● **What the exercise asks**: Could you write out the records below exactly as they appear, leaving out any pictures?

● **Data extract**:
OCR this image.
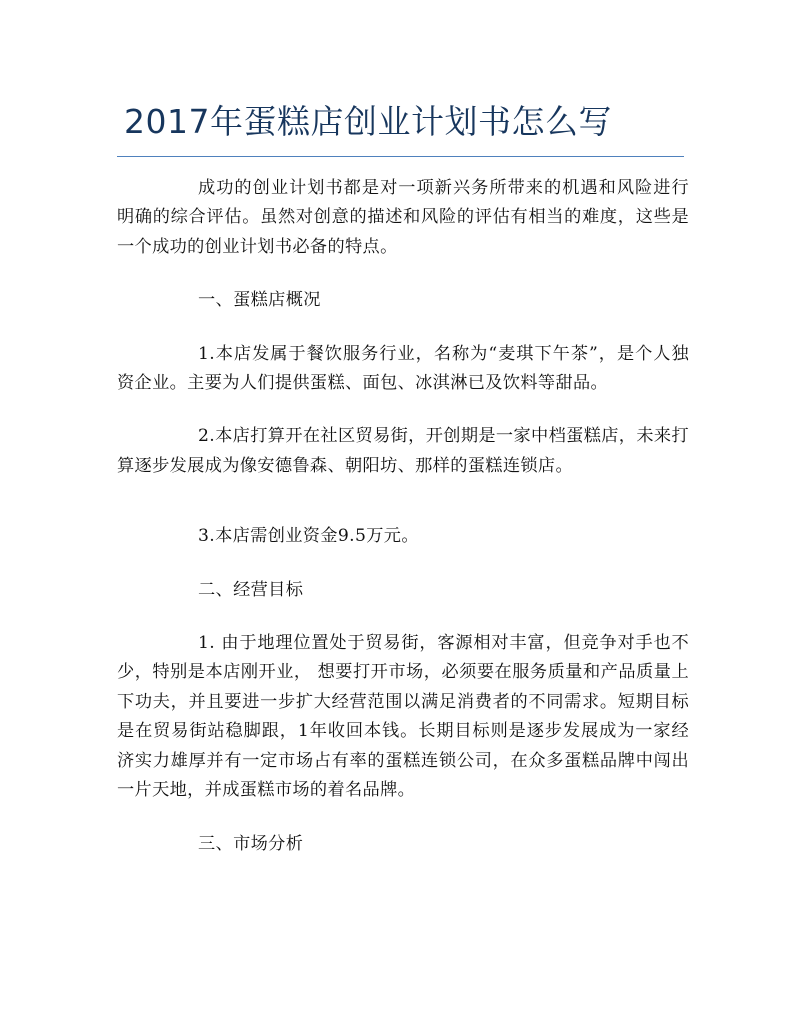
2017年蛋糕店创业计划书怎么写

成功的创业计划书都是对一项新兴务所带来的机遇和风险进行明确的综合评估。虽然对创意的描述和风险的评估有相当的难度，这些是一个成功的创业计划书必备的特点。

一、蛋糕店概况

1.本店发属于餐饮服务行业，名称为“麦琪下午茶”，是个人独资企业。主要为人们提供蛋糕、面包、冰淇淋已及饮料等甜品。

2.本店打算开在社区贸易街，开创期是一家中档蛋糕店，未来打算逐步发展成为像安德鲁森、朝阳坊、那样的蛋糕连锁店。

3.本店需创业资金9.5万元。

二、经营目标

1. 由于地理位置处于贸易街，客源相对丰富，但竞争对手也不少，特别是本店刚开业， 想要打开市场，必须要在服务质量和产品质量上下功夫，并且要进一步扩大经营范围以满足消费者的不同需求。短期目标是在贸易街站稳脚跟，1年收回本钱。长期目标则是逐步发展成为一家经济实力雄厚并有一定市场占有率的蛋糕连锁公司，在众多蛋糕品牌中闯出一片天地，并成蛋糕市场的着名品牌。

三、市场分析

● **Output below**:
OCR this image.
2017年蛋糕店创业计划书怎么写

成功的创业计划书都是对一项新兴务所带来的机遇和风险进行明确的综合评估。虽然对创意的描述和风险的评估有相当的难度，这些是一个成功的创业计划书必备的特点。

一、蛋糕店概况

1.本店发属于餐饮服务行业，名称为“麦琪下午茶”，是个人独资企业。主要为人们提供蛋糕、面包、冰淇淋已及饮料等甜品。

2.本店打算开在社区贸易街，开创期是一家中档蛋糕店，未来打算逐步发展成为像安德鲁森、朝阳坊、那样的蛋糕连锁店。

3.本店需创业资金9.5万元。

二、经营目标

1. 由于地理位置处于贸易街，客源相对丰富，但竞争对手也不少，特别是本店刚开业， 想要打开市场，必须要在服务质量和产品质量上下功夫，并且要进一步扩大经营范围以满足消费者的不同需求。短期目标是在贸易街站稳脚跟，1年收回本钱。长期目标则是逐步发展成为一家经济实力雄厚并有一定市场占有率的蛋糕连锁公司，在众多蛋糕品牌中闯出一片天地，并成蛋糕市场的着名品牌。

三、市场分析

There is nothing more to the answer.